● **Material**
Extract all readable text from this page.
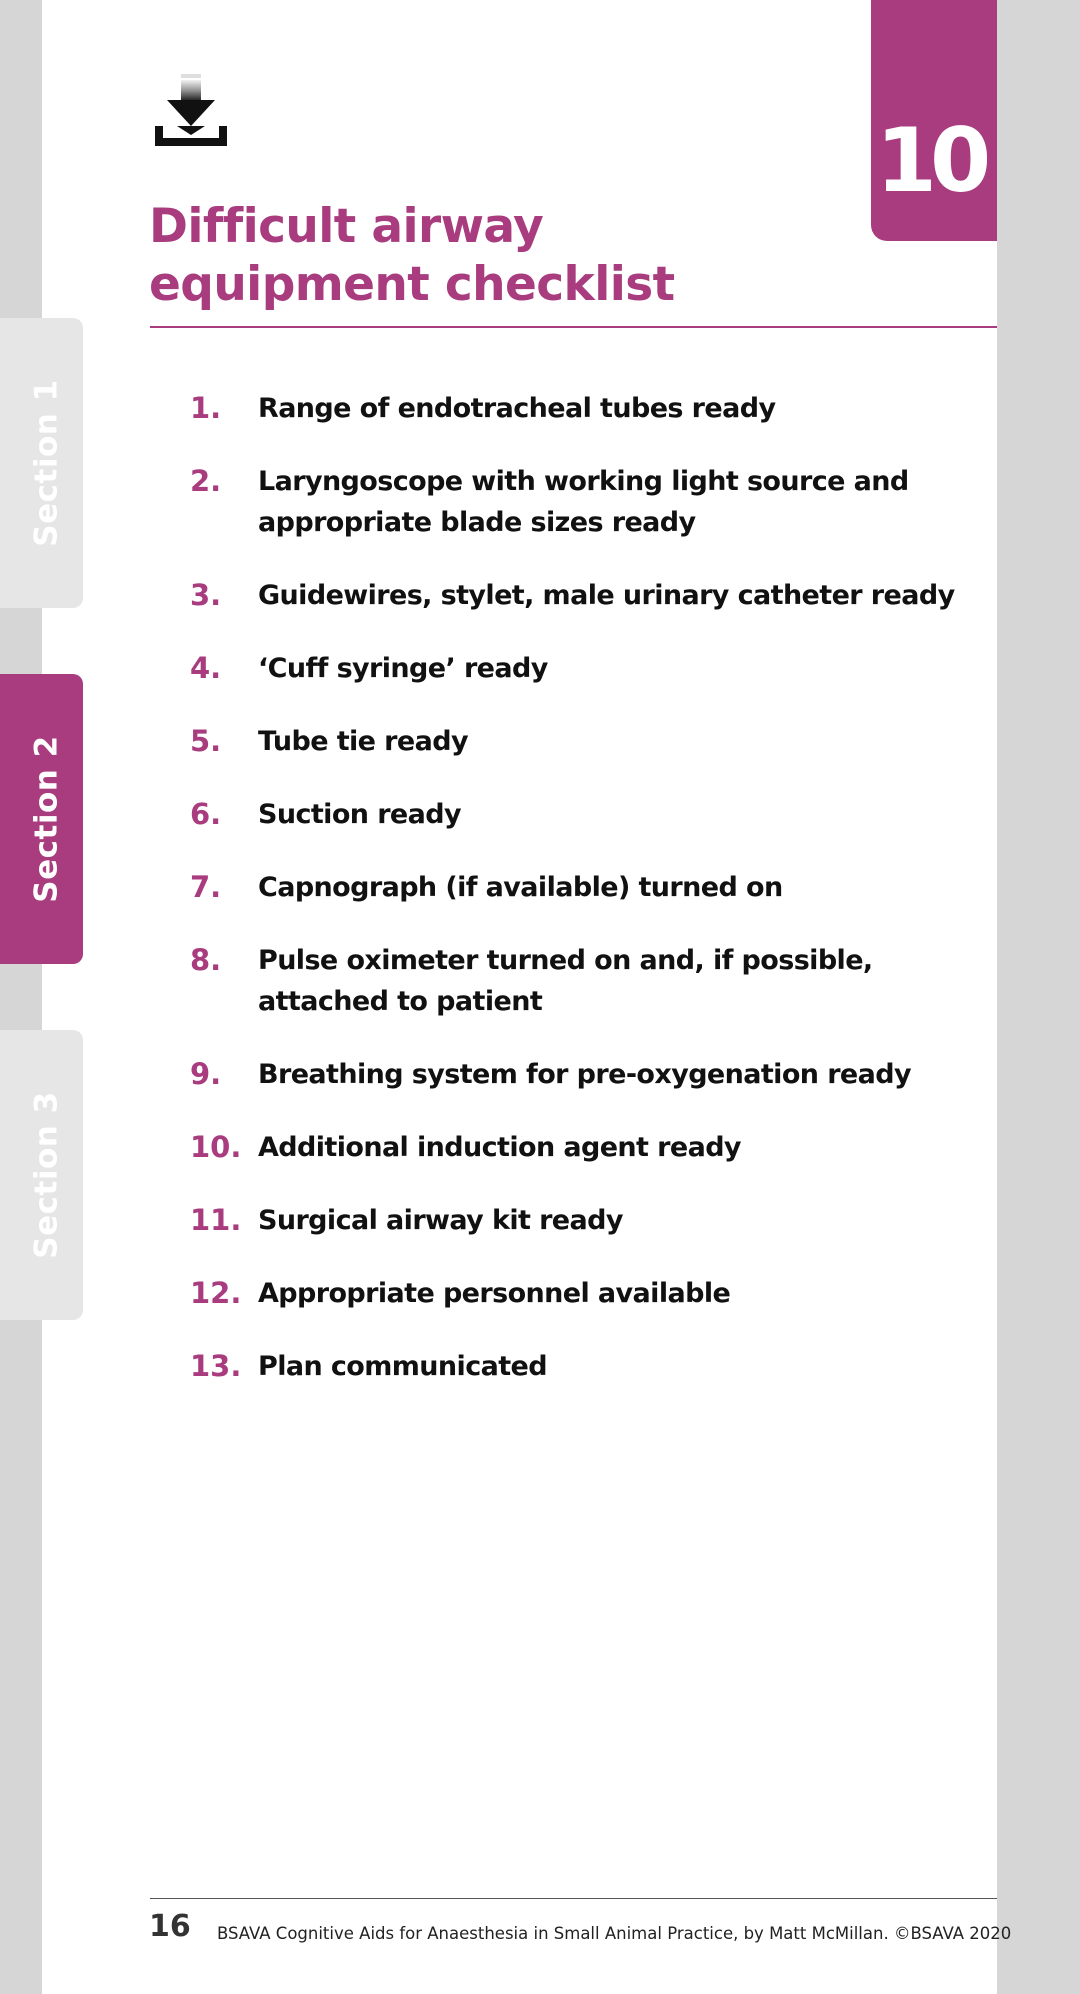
10
Difficult airway
equipment checklist
1.	Range of endotracheal tubes ready
2.	Laryngoscope with working light source and appropriate blade sizes ready
3.	Guidewires, stylet, male urinary catheter ready
4.	‘Cuff syringe’ ready
5.	Tube tie ready
6.	Suction ready
7.	Capnograph (if available) turned on
8.	Pulse oximeter turned on and, if possible, attached to patient
9.	Breathing system for pre-oxygenation ready
10. Additional induction agent ready
11. Surgical airway kit ready
12. Appropriate personnel available
13. Plan communicated
16 BSAVA Cognitive Aids for Anaesthesia in Small Animal Practice, by Matt McMillan. ©BSAVA 2020
Section 1
Section 2
Section 3
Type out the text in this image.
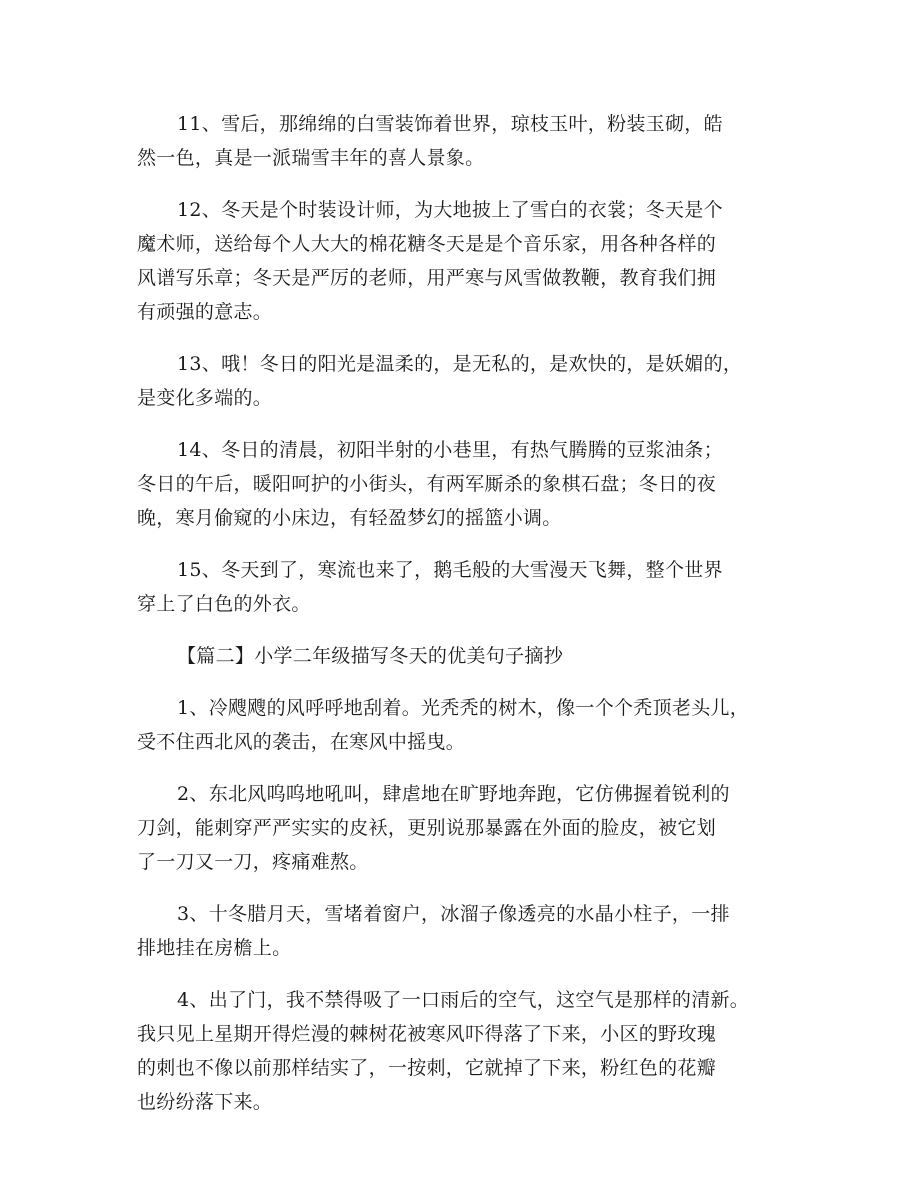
11、雪后，那绵绵的白雪装饰着世界，琼枝玉叶，粉装玉砌，皓
然一色，真是一派瑞雪丰年的喜人景象。

12、冬天是个时装设计师，为大地披上了雪白的衣裳；冬天是个
魔术师，送给每个人大大的棉花糖冬天是是个音乐家，用各种各样的
风谱写乐章；冬天是严厉的老师，用严寒与风雪做教鞭，教育我们拥
有顽强的意志。

13、哦！冬日的阳光是温柔的，是无私的，是欢快的，是妖媚的，
是变化多端的。

14、冬日的清晨，初阳半射的小巷里，有热气腾腾的豆浆油条；
冬日的午后，暖阳呵护的小街头，有两军厮杀的象棋石盘；冬日的夜
晚，寒月偷窥的小床边，有轻盈梦幻的摇篮小调。

15、冬天到了，寒流也来了，鹅毛般的大雪漫天飞舞，整个世界
穿上了白色的外衣。

【篇二】小学二年级描写冬天的优美句子摘抄

1、冷飕飕的风呼呼地刮着。光秃秃的树木，像一个个秃顶老头儿，
受不住西北风的袭击，在寒风中摇曳。

2、东北风呜呜地吼叫，肆虐地在旷野地奔跑，它仿佛握着锐利的
刀剑，能刺穿严严实实的皮袄，更别说那暴露在外面的脸皮，被它划
了一刀又一刀，疼痛难熬。

3、十冬腊月天，雪堵着窗户，冰溜子像透亮的水晶小柱子，一排
排地挂在房檐上。

4、出了门，我不禁得吸了一口雨后的空气，这空气是那样的清新。
我只见上星期开得烂漫的棘树花被寒风吓得落了下来，小区的野玫瑰
的刺也不像以前那样结实了，一按刺，它就掉了下来，粉红色的花瓣
也纷纷落下来。
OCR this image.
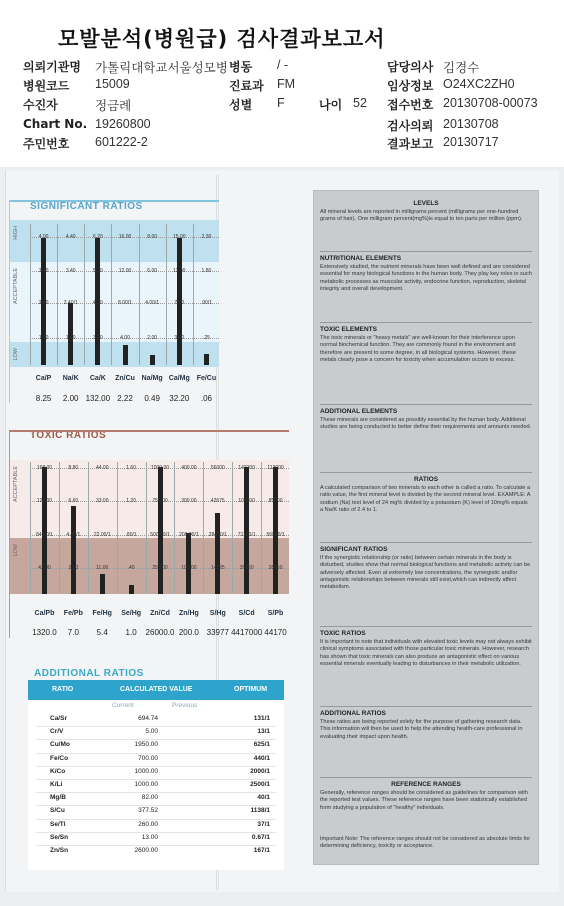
모발분석(병원급) 검사결과보고서
의뢰기관명 가톨릭대학교서울성모병
병원코드 15009
수진자	정금례
Chart No. 19260800
주민번호 601222-2
병동 / -
진료과 FM
성별 F	나이 52
담당의사 김경수
임상정보 O24XC2ZH0
접수번호 20130708-00073
검사의뢰 20130708
결과보고 20130717
SIGNIFICANT RATIOS
HIGH
ACCEPTABLE
LOW
4.00	4.40	6.20	16.00	8.00	15.00	2.30
3.40	3.40	5.20	12.00	6.00	11.00	1.80
2.60	2.40/1	4.20	8.00/1	4.00/1	7.00	.90/1
1.80	1.40	3.20	4.00	2.00	3.00	.25
Ca/P
8.25
Na/K
2.00
Ca/K
132.00
Zn/Cu
2.22
Na/Mg
0.49
Ca/Mg
32.20
Fe/Cu
.06
TOXIC RATIOS
ACCEPTABLE
LOW
168.00	8.80	44.00	1.60	1000.00 400.00	56000	142200 113000
126.00	6.60	33.00	1.20	750.00	300.00	42675	106600	85300
84.00/1	4.40/1	22.00/1	.80/1	500.00/1 200.00/1 28450/1 71100/1 56900/1
42.00	2.20	11.00	.40	250.00	100.00	14225	35550	28450
Ca/Pb
1320.0
Fe/Pb
7.0
Fe/Hg
5.4
Se/Hg
1.0
Zn/Cd
26000.0
Zn/Hg
200.0
S/Hg
33977
S/Cd
4417000
S/Pb
44170
ADDITIONAL RATIOS
RATIO	CALCULATED VALUE	OPTIMUM
Current	Previous
Ca/Sr	694.74	131/1
Cr/V	5.00	13/1
Cu/Mo	1950.00	625/1
Fe/Co	700.00	440/1
K/Co	1000.00	2000/1
K/Li	1000.00	2500/1
Mg/B	82.00	40/1
S/Cu	377.52	1138/1
Se/Tl	260.00	37/1
Se/Sn	13.00	0.67/1
Zn/Sn	2600.00	167/1
LEVELS

All mineral levels are reported in milligrams percent (milligrams per one-hundred grams of hair). One milligram percent(mg%)is equal to ten parts per million (ppm).

NUTRITIONAL ELEMENTS

Extensively studied, the nutrient minerals have been well defined and are considered essential for many biological functions in the human body. They play key roles in such metabolic processes as muscular activity, endocrine function, reproduction, skeletal integrity and overall development.

TOXIC ELEMENTS

The toxic minerals or "heavy metals" are well-known for their interference upon normal biochemical function. They are commonly found in the environment and therefore are present to some degree, in all biological systems. However, these metals clearly pose a concern for toxicity when accumulation occurs to excess.

ADDITIONAL ELEMENTS

These minerals are considered as possibly essential by the human body. Additional studies are being conducted to better define their requirements and amounts needed.

RATIOS

A calculated comparison of two minerals to each other is called a ratio. To calculate a ratio value, the first mineral level is divided by the second mineral level. EXAMPLE: A sodium (Na) test level of 24 mg% divided by a potassium (K) level of 10mg% equals a Na/K ratio of 2.4 to 1.

SIGNIFICANT RATIOS

If the synergistic relationship (or ratio) between certain minerals in the body is disturbed, studies show that normal biological functions and metabolic activity can be adversely affected. Even at extremely low concentrations, the synergistic and/or antagonistic relationships between minerals still exist,which can indirectly affect metabolism.

TOXIC RATIOS

It is important to note that individuals with elevated toxic levels may not always exhibit clinical symptoms associated with those particular toxic minerals. However, research has shown that toxic minerals can also produce an antagonistic effect on various essential minerals eventually leading to disturbances in their metabolic utilization.

ADDITIONAL RATIOS

These ratios are being reported solely for the purpose of gathering research data. This information will then be used to help the attending health-care professional in evaluating their impact upon health.

REFERENCE RANGES

Generally, reference ranges should be considered as guidelines for comparison with the reported test values. These reference ranges have been statistically established form studying a population of "healthy" individuals.

Important Note: The reference ranges should not be considered as absolute limits for determining deficiency, toxicity or acceptance.
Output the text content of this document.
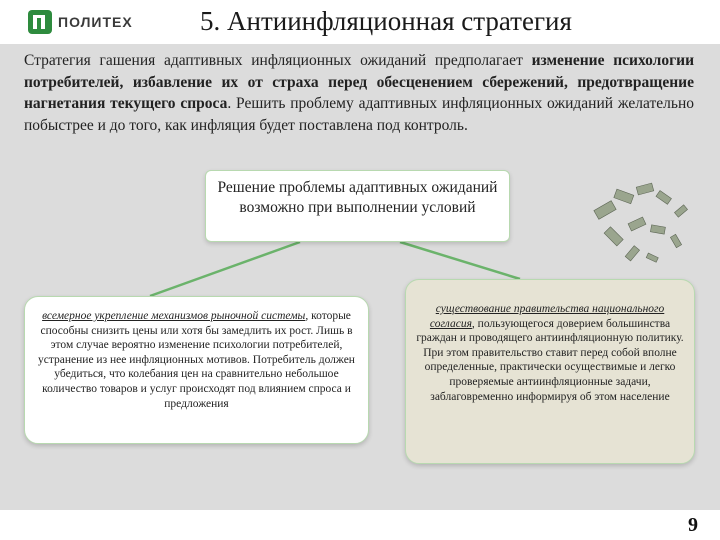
ПОЛИТЕХ 5. Антиинфляционная стратегия

Стратегия гашения адаптивных инфляционных ожиданий предполагает изменение психологии потребителей, избавление их от страха перед обесценением сбережений, предотвращение нагнетания текущего спроса. Решить проблему адаптивных инфляционных ожиданий желательно побыстрее и до того, как инфляция будет поставлена под контроль.

Решение проблемы адаптивных ожиданий возможно при выполнении условий
всемерное укрепление механизмов рыночной системы, которые способны снизить цены или хотя бы замедлить их рост. Лишь в этом случае вероятно изменение психологии потребителей, устранение из нее инфляционных мотивов. Потребитель должен убедиться, что колебания цен на сравнительно небольшое количество товаров и услуг происходят под влиянием спроса и предложения
существование правительства национального согласия, пользующегося доверием большинства граждан и проводящего антиинфляционную политику. При этом правительство ставит перед собой вполне определенные, практически осуществимые и легко проверяемые антиинфляционные задачи, заблаговременно информируя об этом население
9
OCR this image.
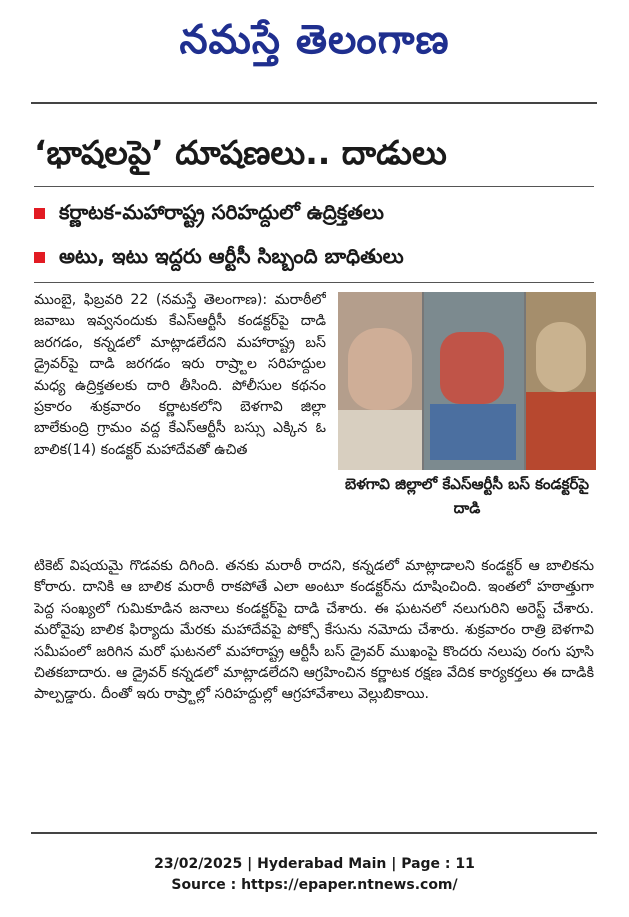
నమస్తే తెలంగాణ
‘భాషలపై’ దూషణలు.. దాడులు
కర్ణాటక-మహారాష్ట్ర సరిహద్దులో ఉద్రిక్తతలు
అటు, ఇటు ఇద్దరు ఆర్టీసీ సిబ్బంది బాధితులు
ముంబై, ఫిబ్రవరి 22 (నమస్తే తెలంగాణ): మరాఠీలో జవాబు ఇవ్వనందుకు కేఎస్‌ఆర్టీసీ కండక్టర్‌పై దాడి జరగడం, కన్నడలో మాట్లాడలేదని మహారాష్ట్ర బస్ డ్రైవర్‌పై దాడి జరగడం ఇరు రాష్ర్టాల సరిహద్దుల మధ్య ఉద్రిక్తతలకు దారి తీసింది. పోలీసుల కథనం ప్రకారం శుక్రవారం కర్ణాటకలోని బెళగావి జిల్లా బాలేకుంద్రి గ్రామం వద్ద కేఎస్‌ఆర్టీసీ బస్సు ఎక్కిన ఓ బాలిక(14) కండక్టర్ మహాదేవతో ఉచిత
బెళగావి జిల్లాలో కేఎస్‌ఆర్టీసీ బస్ కండక్టర్‌పై దాడి
టికెట్ విషయమై గొడవకు దిగింది. తనకు మరాఠీ రాదని, కన్నడలో మాట్లాడాలని కండక్టర్ ఆ బాలికను కోరారు. దానికి ఆ బాలిక మరాఠీ రాకపోతే ఎలా అంటూ కండక్టర్‌ను దూషించింది. ఇంతలో హఠాత్తుగా పెద్ద సంఖ్యలో గుమికూడిన జనాలు కండక్టర్‌పై దాడి చేశారు. ఈ ఘటనలో నలుగురిని అరెస్ట్ చేశారు. మరోవైపు బాలిక ఫిర్యాదు మేరకు మహాదేవపై పోక్సో కేసును నమోదు చేశారు. శుక్రవారం రాత్రి బెళగావి సమీపంలో జరిగిన మరో ఘటనలో మహారాష్ట్ర ఆర్టీసీ బస్ డ్రైవర్ ముఖంపై కొందరు నలుపు రంగు పూసి చితకబాదారు. ఆ డ్రైవర్ కన్నడలో మాట్లాడలేదని ఆగ్రహించిన కర్ణాటక రక్షణ వేదిక కార్యకర్తలు ఈ దాడికి పాల్పడ్డారు. దీంతో ఇరు రాష్ర్టాల్లో సరిహద్దుల్లో ఆగ్రహావేశాలు వెల్లుబికాయి.
23/02/2025 | Hyderabad Main | Page : 11
Source : https://epaper.ntnews.com/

● **Task details**
How many of the lines above include the string "been"? Answer with the number only.

● **Response to this exercise**
2